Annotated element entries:
_ _ _ _
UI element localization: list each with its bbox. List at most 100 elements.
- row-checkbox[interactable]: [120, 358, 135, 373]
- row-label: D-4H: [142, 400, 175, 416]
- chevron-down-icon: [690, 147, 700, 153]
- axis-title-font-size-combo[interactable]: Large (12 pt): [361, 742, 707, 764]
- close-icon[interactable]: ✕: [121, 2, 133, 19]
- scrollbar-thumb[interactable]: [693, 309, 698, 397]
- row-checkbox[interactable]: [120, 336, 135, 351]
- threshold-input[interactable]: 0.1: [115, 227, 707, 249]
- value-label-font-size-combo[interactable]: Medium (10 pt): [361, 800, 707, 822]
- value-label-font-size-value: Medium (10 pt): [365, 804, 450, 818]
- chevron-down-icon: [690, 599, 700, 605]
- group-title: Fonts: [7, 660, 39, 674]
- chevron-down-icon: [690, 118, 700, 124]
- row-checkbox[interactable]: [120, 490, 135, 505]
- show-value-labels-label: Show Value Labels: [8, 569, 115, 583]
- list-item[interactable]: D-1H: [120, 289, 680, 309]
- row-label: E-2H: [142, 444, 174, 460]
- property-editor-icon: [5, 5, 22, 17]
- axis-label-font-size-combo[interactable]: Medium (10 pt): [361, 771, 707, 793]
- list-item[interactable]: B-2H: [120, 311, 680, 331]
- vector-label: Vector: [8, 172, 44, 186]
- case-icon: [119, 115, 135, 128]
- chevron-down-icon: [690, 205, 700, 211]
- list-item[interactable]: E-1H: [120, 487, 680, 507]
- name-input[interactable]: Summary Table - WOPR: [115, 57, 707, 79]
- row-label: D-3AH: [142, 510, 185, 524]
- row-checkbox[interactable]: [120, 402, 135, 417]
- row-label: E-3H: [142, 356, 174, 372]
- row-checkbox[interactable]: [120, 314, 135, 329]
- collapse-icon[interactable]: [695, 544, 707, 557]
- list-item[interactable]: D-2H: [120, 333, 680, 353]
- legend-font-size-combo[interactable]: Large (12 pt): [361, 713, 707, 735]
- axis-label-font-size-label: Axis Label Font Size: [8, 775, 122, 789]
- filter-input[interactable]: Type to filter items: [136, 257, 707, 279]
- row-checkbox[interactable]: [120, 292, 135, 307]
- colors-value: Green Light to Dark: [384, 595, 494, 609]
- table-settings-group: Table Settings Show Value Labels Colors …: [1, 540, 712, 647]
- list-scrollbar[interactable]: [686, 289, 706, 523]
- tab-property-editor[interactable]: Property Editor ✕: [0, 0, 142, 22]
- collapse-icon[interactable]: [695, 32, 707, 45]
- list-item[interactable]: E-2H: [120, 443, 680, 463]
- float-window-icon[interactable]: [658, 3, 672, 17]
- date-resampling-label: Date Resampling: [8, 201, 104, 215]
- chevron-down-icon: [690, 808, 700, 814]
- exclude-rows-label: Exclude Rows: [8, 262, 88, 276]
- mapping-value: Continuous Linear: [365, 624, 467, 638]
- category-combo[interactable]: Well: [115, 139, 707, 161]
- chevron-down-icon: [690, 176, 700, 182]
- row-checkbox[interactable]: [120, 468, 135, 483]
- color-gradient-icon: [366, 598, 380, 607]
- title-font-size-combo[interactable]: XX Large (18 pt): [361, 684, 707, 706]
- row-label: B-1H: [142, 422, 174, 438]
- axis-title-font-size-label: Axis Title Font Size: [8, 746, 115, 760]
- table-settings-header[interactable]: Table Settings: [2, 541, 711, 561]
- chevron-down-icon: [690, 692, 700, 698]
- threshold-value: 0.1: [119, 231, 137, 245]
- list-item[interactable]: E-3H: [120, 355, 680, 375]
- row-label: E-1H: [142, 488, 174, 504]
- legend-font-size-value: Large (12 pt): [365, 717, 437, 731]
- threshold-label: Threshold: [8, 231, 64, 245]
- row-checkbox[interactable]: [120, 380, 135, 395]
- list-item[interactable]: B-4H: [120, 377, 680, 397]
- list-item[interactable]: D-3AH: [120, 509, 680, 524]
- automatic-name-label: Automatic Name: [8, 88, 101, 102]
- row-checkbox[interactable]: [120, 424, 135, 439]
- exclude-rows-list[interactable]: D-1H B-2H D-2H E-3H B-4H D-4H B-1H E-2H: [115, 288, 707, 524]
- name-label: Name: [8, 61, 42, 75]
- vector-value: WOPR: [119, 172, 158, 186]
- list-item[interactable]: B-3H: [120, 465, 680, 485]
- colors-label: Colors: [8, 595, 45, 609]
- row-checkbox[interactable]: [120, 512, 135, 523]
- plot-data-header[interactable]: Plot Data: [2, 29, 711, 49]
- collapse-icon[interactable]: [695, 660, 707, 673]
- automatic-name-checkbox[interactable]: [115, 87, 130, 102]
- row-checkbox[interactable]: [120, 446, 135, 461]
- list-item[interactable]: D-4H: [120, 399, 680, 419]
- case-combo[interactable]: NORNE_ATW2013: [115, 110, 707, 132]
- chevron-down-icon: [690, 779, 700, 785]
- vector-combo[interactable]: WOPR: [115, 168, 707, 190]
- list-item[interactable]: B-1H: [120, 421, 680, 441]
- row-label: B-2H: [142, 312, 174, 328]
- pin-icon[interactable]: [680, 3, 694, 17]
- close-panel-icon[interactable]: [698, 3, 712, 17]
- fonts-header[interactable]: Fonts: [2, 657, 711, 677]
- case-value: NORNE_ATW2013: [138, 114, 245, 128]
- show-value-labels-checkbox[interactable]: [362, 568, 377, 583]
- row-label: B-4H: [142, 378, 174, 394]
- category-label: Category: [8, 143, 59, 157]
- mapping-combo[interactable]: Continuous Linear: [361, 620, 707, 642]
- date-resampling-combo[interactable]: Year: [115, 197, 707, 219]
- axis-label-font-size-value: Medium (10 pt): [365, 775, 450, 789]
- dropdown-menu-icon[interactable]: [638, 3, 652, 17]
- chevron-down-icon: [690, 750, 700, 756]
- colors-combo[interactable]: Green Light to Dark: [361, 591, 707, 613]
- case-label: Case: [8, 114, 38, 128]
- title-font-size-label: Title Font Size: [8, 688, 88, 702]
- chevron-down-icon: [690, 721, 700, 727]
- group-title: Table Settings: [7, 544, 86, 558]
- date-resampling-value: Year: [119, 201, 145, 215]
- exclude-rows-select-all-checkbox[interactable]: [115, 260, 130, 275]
_ _ _ _
◆ **Exercise task**
Copy out every line of the material above word for word, keeping each character as it appears.

◆ **The completed task**
UI element localization: list each with its bbox. List at most 100 elements.
- row-checkbox[interactable]: [120, 358, 135, 373]
- row-label: D-4H: [142, 400, 175, 416]
- chevron-down-icon: [690, 147, 700, 153]
- axis-title-font-size-combo[interactable]: Large (12 pt): [361, 742, 707, 764]
- close-icon[interactable]: ✕: [121, 2, 133, 19]
- scrollbar-thumb[interactable]: [693, 309, 698, 397]
- row-checkbox[interactable]: [120, 336, 135, 351]
- threshold-input[interactable]: 0.1: [115, 227, 707, 249]
- value-label-font-size-combo[interactable]: Medium (10 pt): [361, 800, 707, 822]
- value-label-font-size-value: Medium (10 pt): [365, 804, 450, 818]
- chevron-down-icon: [690, 599, 700, 605]
- group-title: Fonts: [7, 660, 39, 674]
- chevron-down-icon: [690, 118, 700, 124]
- row-checkbox[interactable]: [120, 490, 135, 505]
- show-value-labels-label: Show Value Labels: [8, 569, 115, 583]
- list-item[interactable]: D-1H: [120, 289, 680, 309]
- row-label: E-2H: [142, 444, 174, 460]
- property-editor-icon: [5, 5, 22, 17]
- axis-label-font-size-combo[interactable]: Medium (10 pt): [361, 771, 707, 793]
- list-item[interactable]: B-2H: [120, 311, 680, 331]
- vector-label: Vector: [8, 172, 44, 186]
- case-icon: [119, 115, 135, 128]
- chevron-down-icon: [690, 205, 700, 211]
- list-item[interactable]: E-1H: [120, 487, 680, 507]
- name-input[interactable]: Summary Table - WOPR: [115, 57, 707, 79]
- row-label: D-3AH: [142, 510, 185, 524]
- row-checkbox[interactable]: [120, 402, 135, 417]
- row-label: E-3H: [142, 356, 174, 372]
- row-checkbox[interactable]: [120, 314, 135, 329]
- collapse-icon[interactable]: [695, 544, 707, 557]
- list-item[interactable]: D-2H: [120, 333, 680, 353]
- legend-font-size-combo[interactable]: Large (12 pt): [361, 713, 707, 735]
- axis-label-font-size-label: Axis Label Font Size: [8, 775, 122, 789]
- filter-input[interactable]: Type to filter items: [136, 257, 707, 279]
- row-checkbox[interactable]: [120, 292, 135, 307]
- colors-value: Green Light to Dark: [384, 595, 494, 609]
- table-settings-group: Table Settings Show Value Labels Colors …: [1, 540, 712, 647]
- list-scrollbar[interactable]: [686, 289, 706, 523]
- tab-property-editor[interactable]: Property Editor ✕: [0, 0, 142, 22]
- collapse-icon[interactable]: [695, 32, 707, 45]
- list-item[interactable]: E-2H: [120, 443, 680, 463]
- float-window-icon[interactable]: [658, 3, 672, 17]
- date-resampling-label: Date Resampling: [8, 201, 104, 215]
- chevron-down-icon: [690, 808, 700, 814]
- exclude-rows-label: Exclude Rows: [8, 262, 88, 276]
- mapping-value: Continuous Linear: [365, 624, 467, 638]
- category-combo[interactable]: Well: [115, 139, 707, 161]
- chevron-down-icon: [690, 176, 700, 182]
- row-checkbox[interactable]: [120, 468, 135, 483]
- color-gradient-icon: [366, 598, 380, 607]
- title-font-size-combo[interactable]: XX Large (18 pt): [361, 684, 707, 706]
- row-label: B-1H: [142, 422, 174, 438]
- axis-title-font-size-label: Axis Title Font Size: [8, 746, 115, 760]
- table-settings-header[interactable]: Table Settings: [2, 541, 711, 561]
- chevron-down-icon: [690, 692, 700, 698]
- threshold-value: 0.1: [119, 231, 137, 245]
- list-item[interactable]: E-3H: [120, 355, 680, 375]
- row-label: E-1H: [142, 488, 174, 504]
- legend-font-size-value: Large (12 pt): [365, 717, 437, 731]
- threshold-label: Threshold: [8, 231, 64, 245]
- row-checkbox[interactable]: [120, 380, 135, 395]
- list-item[interactable]: B-4H: [120, 377, 680, 397]
- list-item[interactable]: D-3AH: [120, 509, 680, 524]
- automatic-name-label: Automatic Name: [8, 88, 101, 102]
- row-checkbox[interactable]: [120, 424, 135, 439]
- exclude-rows-list[interactable]: D-1H B-2H D-2H E-3H B-4H D-4H B-1H E-2H: [115, 288, 707, 524]
- name-label: Name: [8, 61, 42, 75]
- vector-value: WOPR: [119, 172, 158, 186]
- list-item[interactable]: B-3H: [120, 465, 680, 485]
- colors-label: Colors: [8, 595, 45, 609]
- row-checkbox[interactable]: [120, 512, 135, 523]
- plot-data-header[interactable]: Plot Data: [2, 29, 711, 49]
- collapse-icon[interactable]: [695, 660, 707, 673]
- automatic-name-checkbox[interactable]: [115, 87, 130, 102]
- row-checkbox[interactable]: [120, 446, 135, 461]
- list-item[interactable]: D-4H: [120, 399, 680, 419]
- case-combo[interactable]: NORNE_ATW2013: [115, 110, 707, 132]
- chevron-down-icon: [690, 779, 700, 785]
- vector-combo[interactable]: WOPR: [115, 168, 707, 190]
- list-item[interactable]: B-1H: [120, 421, 680, 441]
- row-label: B-2H: [142, 312, 174, 328]
- pin-icon[interactable]: [680, 3, 694, 17]
- close-panel-icon[interactable]: [698, 3, 712, 17]
- fonts-header[interactable]: Fonts: [2, 657, 711, 677]
- case-value: NORNE_ATW2013: [138, 114, 245, 128]
- show-value-labels-checkbox[interactable]: [362, 568, 377, 583]
- row-label: B-4H: [142, 378, 174, 394]
- category-label: Category: [8, 143, 59, 157]
- mapping-combo[interactable]: Continuous Linear: [361, 620, 707, 642]
- date-resampling-combo[interactable]: Year: [115, 197, 707, 219]
- axis-label-font-size-value: Medium (10 pt): [365, 775, 450, 789]
- dropdown-menu-icon[interactable]: [638, 3, 652, 17]
- chevron-down-icon: [690, 750, 700, 756]
- colors-combo[interactable]: Green Light to Dark: [361, 591, 707, 613]
- case-label: Case: [8, 114, 38, 128]
- title-font-size-label: Title Font Size: [8, 688, 88, 702]
- chevron-down-icon: [690, 721, 700, 727]
- group-title: Table Settings: [7, 544, 86, 558]
- date-resampling-value: Year: [119, 201, 145, 215]
- exclude-rows-select-all-checkbox[interactable]: [115, 260, 130, 275]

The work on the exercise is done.